FIG. 1, schematically illustrates an exemplary gas atomizing system in which the preferred embodiments of the method according to the invention may be carried out. Atomizing system 1 includes atomizing chamber 2 including melting compartment 3 and atomizing compartment 4. A charge 5 of molten metal or metal alloy is discharged from melt crucible 6 through melt delivery nozzle or tube 7 to atomizing zone 8 as a narrow stream. A high pressure, high velocity gas stream from confined annular nozzle 9 impinges upon the melt stream in atomizing zone 8 to atomize the melt, which is then quenched as it falls downward in atomizing compartment 4 and is collected by powder collection means 10. Additional gas may be circulated in atomizing chamber 2, by known means (not shown), as a quenching gas to improve rapid solidification of the atomized melt, and to control the pressure in the atomizing compartment. If desired, the atmosphere within atomizing compartment 4 and melting compartment 3 may be separately controlled.
The melt may be maintained at a constant temperature in known manner by heating means 11. The temperature may be monitored in known manner, for example by thermocouple 12. Heating means 11 may then be adjusted in known manner to maintain a constant temperature. Stopper means, such as stopper rod 13 may be used in known manner to initiate or stop the flow of melt through tube 7.
The process may be carried out continuously, by continuously adding to charge 5 in crucible 6 additional solid or molten metal or metal alloy. FIG. 1 shows feed hopper 14, which may hold, for example, particles or chunks of metal or metal alloy, and conveying means 15, both of which cooperate to deliver the metal or metal alloy feed to crucible 6. The feed may be melted or preheated in hopper 14 or conveying means 15. Preferably the preheated feed is melted in crucible 6, by the heat from heating means 11. Most preferably the feed rate and melting rate are adjusted to equal the metal mass flow rate so that the liquid level in the crucible remains constant.
A schematic representation of a typical melt delivery tube 7 and gas nozzle 9 is illustrated in FIG. 2. Melt delivery tube 7 includes bore 16, and tip portion 17 providing tip outlet 18. The stream of melt flows generally vertically downward from tip outlet 18. Tip 17 is beveled or tapered to provide outer surface 19 in the shape of a truncated cone having an apex angle 20 of about 40°-65°. Tapered outer surface 19 extends across the entire thickness of the tube tip, providing edge 21 at outlet 18. Alternatively, surface 19 may extend only part way through the tip thickness, leaving for example an untapered horizontal or less sharply tapered portion (not shown) adjacent outlet 18. Also alternatively, tip portion 17 may have an untapered horizontal surface planar with outlet 18, omitting tapered surface 19. In either apparatus, tip portion 17 and outlet 18 preferably are disposed so as not to significantly obstruct the gas streams.

▸ **Exercises**:
1 - Swap "thermocouple" for "temperature probe" in the gas atomizing excerpt, starting with "The melt may" and going on through "through tube 7.".
2 - In the gas atomizing excerpt, what apex angle does the truncated cone of outer surface 19 have?
The lines after this text have nothing to do with what you're asked here.

▸ **Information supplied**:
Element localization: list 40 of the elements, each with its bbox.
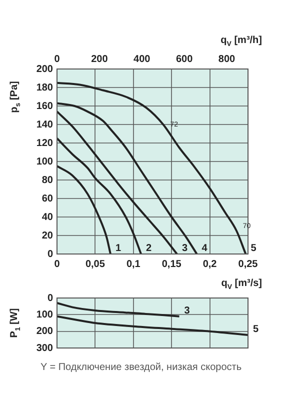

▸ **Answer list**:
1 -
The melt may be maintained at a constant temperature in known manner by heating means 11. The temperature may be monitored in known manner, for example by temperature probe 12. Heating means 11 may then be adjusted in known manner to maintain a constant temperature. Stopper means, such as stopper rod 13 may be used in known manner to initiate or stop the flow of melt through tube 7.

2 - About 40°-65°.